### Data ###
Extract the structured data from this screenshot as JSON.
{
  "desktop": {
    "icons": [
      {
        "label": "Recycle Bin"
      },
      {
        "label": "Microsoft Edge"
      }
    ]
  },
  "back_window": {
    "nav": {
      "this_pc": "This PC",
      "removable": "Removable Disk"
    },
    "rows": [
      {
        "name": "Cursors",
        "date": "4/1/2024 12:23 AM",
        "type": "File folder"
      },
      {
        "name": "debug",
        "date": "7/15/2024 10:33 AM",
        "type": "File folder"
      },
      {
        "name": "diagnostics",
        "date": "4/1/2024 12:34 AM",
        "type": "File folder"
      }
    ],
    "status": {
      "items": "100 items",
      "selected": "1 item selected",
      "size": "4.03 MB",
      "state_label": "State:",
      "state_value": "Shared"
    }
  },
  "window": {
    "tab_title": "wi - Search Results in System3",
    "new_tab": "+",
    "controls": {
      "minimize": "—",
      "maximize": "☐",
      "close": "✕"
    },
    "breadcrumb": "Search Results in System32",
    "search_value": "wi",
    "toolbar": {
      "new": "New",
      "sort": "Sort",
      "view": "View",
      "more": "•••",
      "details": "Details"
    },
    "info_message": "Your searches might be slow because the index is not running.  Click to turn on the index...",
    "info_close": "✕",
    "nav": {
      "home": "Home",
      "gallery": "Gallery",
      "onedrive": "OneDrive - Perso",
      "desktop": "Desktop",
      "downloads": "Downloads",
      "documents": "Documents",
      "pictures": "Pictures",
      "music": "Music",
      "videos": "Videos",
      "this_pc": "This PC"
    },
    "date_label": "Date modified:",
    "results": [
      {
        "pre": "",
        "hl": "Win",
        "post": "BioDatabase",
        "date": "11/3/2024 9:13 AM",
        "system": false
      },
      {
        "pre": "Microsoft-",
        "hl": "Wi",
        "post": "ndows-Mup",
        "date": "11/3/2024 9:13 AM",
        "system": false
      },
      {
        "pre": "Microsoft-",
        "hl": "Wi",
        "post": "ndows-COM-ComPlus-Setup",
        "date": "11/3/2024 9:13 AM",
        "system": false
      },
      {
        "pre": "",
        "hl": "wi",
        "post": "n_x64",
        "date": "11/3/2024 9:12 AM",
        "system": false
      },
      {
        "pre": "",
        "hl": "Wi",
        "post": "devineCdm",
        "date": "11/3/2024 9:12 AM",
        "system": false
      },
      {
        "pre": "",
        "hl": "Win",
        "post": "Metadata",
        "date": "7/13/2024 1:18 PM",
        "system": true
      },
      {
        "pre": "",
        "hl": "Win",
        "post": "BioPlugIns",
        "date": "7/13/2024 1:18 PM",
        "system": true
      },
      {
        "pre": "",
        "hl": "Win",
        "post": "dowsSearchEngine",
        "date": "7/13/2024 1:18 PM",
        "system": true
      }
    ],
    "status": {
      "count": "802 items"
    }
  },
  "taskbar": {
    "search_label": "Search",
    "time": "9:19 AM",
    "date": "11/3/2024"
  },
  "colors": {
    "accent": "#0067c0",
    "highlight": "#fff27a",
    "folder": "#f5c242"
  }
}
###
What you need to do
Repeat the records above exactly, leaving none out.

Answer to the task
Extract the structured data from this screenshot as JSON.
{
  "desktop": {
    "icons": [
      {
        "label": "Recycle Bin"
      },
      {
        "label": "Microsoft Edge"
      }
    ]
  },
  "back_window": {
    "nav": {
      "this_pc": "This PC",
      "removable": "Removable Disk"
    },
    "rows": [
      {
        "name": "Cursors",
        "date": "4/1/2024 12:23 AM",
        "type": "File folder"
      },
      {
        "name": "debug",
        "date": "7/15/2024 10:33 AM",
        "type": "File folder"
      },
      {
        "name": "diagnostics",
        "date": "4/1/2024 12:34 AM",
        "type": "File folder"
      }
    ],
    "status": {
      "items": "100 items",
      "selected": "1 item selected",
      "size": "4.03 MB",
      "state_label": "State:",
      "state_value": "Shared"
    }
  },
  "window": {
    "tab_title": "wi - Search Results in System3",
    "new_tab": "+",
    "controls": {
      "minimize": "—",
      "maximize": "☐",
      "close": "✕"
    },
    "breadcrumb": "Search Results in System32",
    "search_value": "wi",
    "toolbar": {
      "new": "New",
      "sort": "Sort",
      "view": "View",
      "more": "•••",
      "details": "Details"
    },
    "info_message": "Your searches might be slow because the index is not running.  Click to turn on the index...",
    "info_close": "✕",
    "nav": {
      "home": "Home",
      "gallery": "Gallery",
      "onedrive": "OneDrive - Perso",
      "desktop": "Desktop",
      "downloads": "Downloads",
      "documents": "Documents",
      "pictures": "Pictures",
      "music": "Music",
      "videos": "Videos",
      "this_pc": "This PC"
    },
    "date_label": "Date modified:",
    "results": [
      {
        "pre": "",
        "hl": "Win",
        "post": "BioDatabase",
        "date": "11/3/2024 9:13 AM",
        "system": false
      },
      {
        "pre": "Microsoft-",
        "hl": "Wi",
        "post": "ndows-Mup",
        "date": "11/3/2024 9:13 AM",
        "system": false
      },
      {
        "pre": "Microsoft-",
        "hl": "Wi",
        "post": "ndows-COM-ComPlus-Setup",
        "date": "11/3/2024 9:13 AM",
        "system": false
      },
      {
        "pre": "",
        "hl": "wi",
        "post": "n_x64",
        "date": "11/3/2024 9:12 AM",
        "system": false
      },
      {
        "pre": "",
        "hl": "Wi",
        "post": "devineCdm",
        "date": "11/3/2024 9:12 AM",
        "system": false
      },
      {
        "pre": "",
        "hl": "Win",
        "post": "Metadata",
        "date": "7/13/2024 1:18 PM",
        "system": true
      },
      {
        "pre": "",
        "hl": "Win",
        "post": "BioPlugIns",
        "date": "7/13/2024 1:18 PM",
        "system": true
      },
      {
        "pre": "",
        "hl": "Win",
        "post": "dowsSearchEngine",
        "date": "7/13/2024 1:18 PM",
        "system": true
      }
    ],
    "status": {
      "count": "802 items"
    }
  },
  "taskbar": {
    "search_label": "Search",
    "time": "9:19 AM",
    "date": "11/3/2024"
  },
  "colors": {
    "accent": "#0067c0",
    "highlight": "#fff27a",
    "folder": "#f5c242"
  }
}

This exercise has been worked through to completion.